- [Exercise aim]
Identify the lines that contain the string "wireless", then copy each of them.

- [Material supplied]
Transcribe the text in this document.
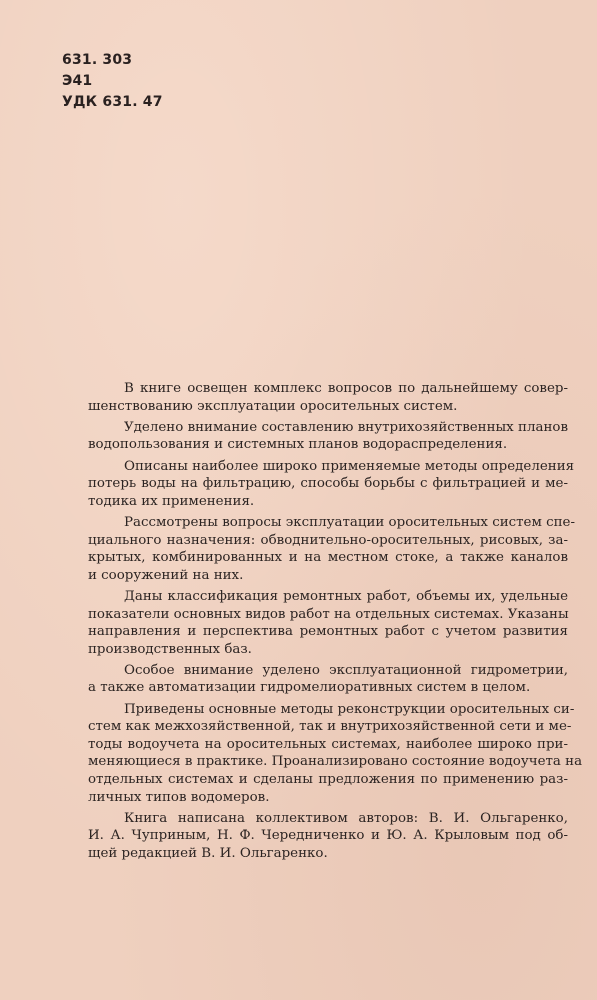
631. 303
Э41
УДК 631. 47

В книге освещен комплекс вопросов по дальнейшему совер-
шенствованию эксплуатации оросительных систем.

Уделено внимание составлению внутрихозяйственных планов
водопользования и системных планов водораспределения.

Описаны наиболее широко применяемые методы определения
потерь воды на фильтрацию, способы борьбы с фильтрацией и ме-
тодика их применения.

Рассмотрены вопросы эксплуатации оросительных систем спе-
циального назначения: обводнительно-оросительных, рисовых, за-
крытых, комбинированных и на местном стоке, а также каналов
и сооружений на них.

Даны классификация ремонтных работ, объемы их, удельные
показатели основных видов работ на отдельных системах. Указаны
направления и перспектива ремонтных работ с учетом развития
производственных баз.

Особое внимание уделено эксплуатационной гидрометрии,
а также автоматизации гидромелиоративных систем в целом.

Приведены основные методы реконструкции оросительных си-
стем как межхозяйственной, так и внутрихозяйственной сети и ме-
тоды водоучета на оросительных системах, наиболее широко при-
меняющиеся в практике. Проанализировано состояние водоучета на
отдельных системах и сделаны предложения по применению раз-
личных типов водомеров.

Книга написана коллективом авторов: В. И. Ольгаренко,
И. А. Чуприным, Н. Ф. Чередниченко и Ю. А. Крыловым под об-
щей редакцией В. И. Ольгаренко.
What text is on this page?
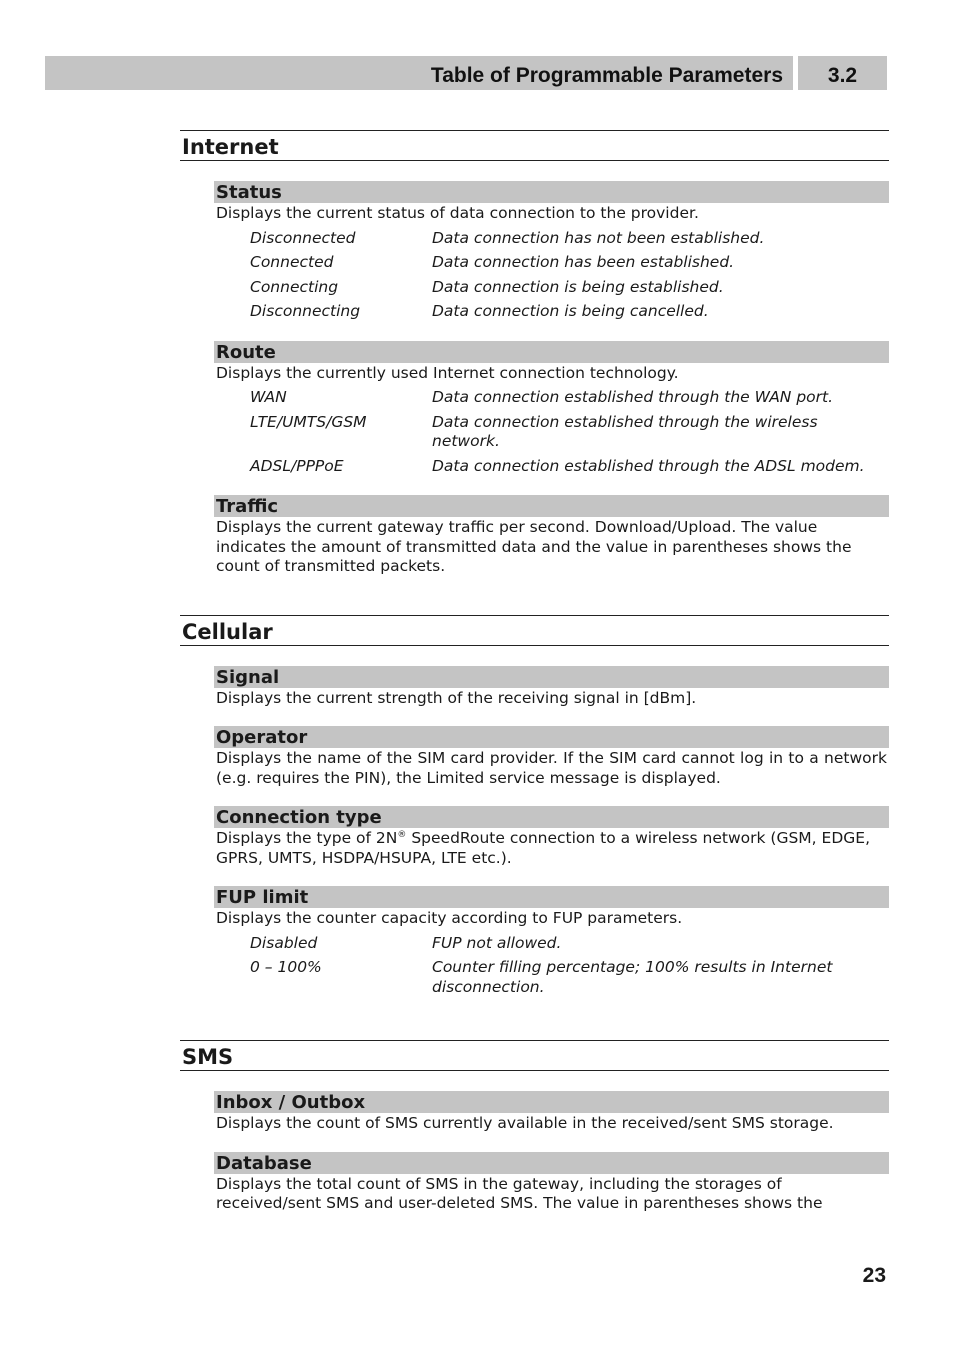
Table of Programmable Parameters	3.2
Internet
Status
Displays the current status of data connection to the provider.
Disconnected	Data connection has not been established.
Connected	Data connection has been established.
Connecting	Data connection is being established.
Disconnecting	Data connection is being cancelled.
Route
Displays the currently used Internet connection technology.
WAN	Data connection established through the WAN port.
LTE/UMTS/GSM	Data connection established through the wireless network.
ADSL/PPPoE	Data connection established through the ADSL modem.
Traffic
Displays the current gateway traffic per second. Download/Upload. The value indicates the amount of transmitted data and the value in parentheses shows the count of transmitted packets.
Cellular
Signal
Displays the current strength of the receiving signal in [dBm].
Operator
Displays the name of the SIM card provider. If the SIM card cannot log in to a network (e.g. requires the PIN), the Limited service message is displayed.
Connection type
Displays the type of 2N® SpeedRoute connection to a wireless network (GSM, EDGE, GPRS, UMTS, HSDPA/HSUPA, LTE etc.).
FUP limit
Displays the counter capacity according to FUP parameters.
Disabled	FUP not allowed.
0 – 100%	Counter filling percentage; 100% results in Internet disconnection.
SMS
Inbox / Outbox
Displays the count of SMS currently available in the received/sent SMS storage.
Database
Displays the total count of SMS in the gateway, including the storages of received/sent SMS and user-deleted SMS. The value in parentheses shows the
23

- [Worked answer]
LTE/UMTS/GSM	Data connection established through the wireless network.
Displays the type of 2N® SpeedRoute connection to a wireless network (GSM, EDGE, GPRS, UMTS, HSDPA/HSUPA, LTE etc.).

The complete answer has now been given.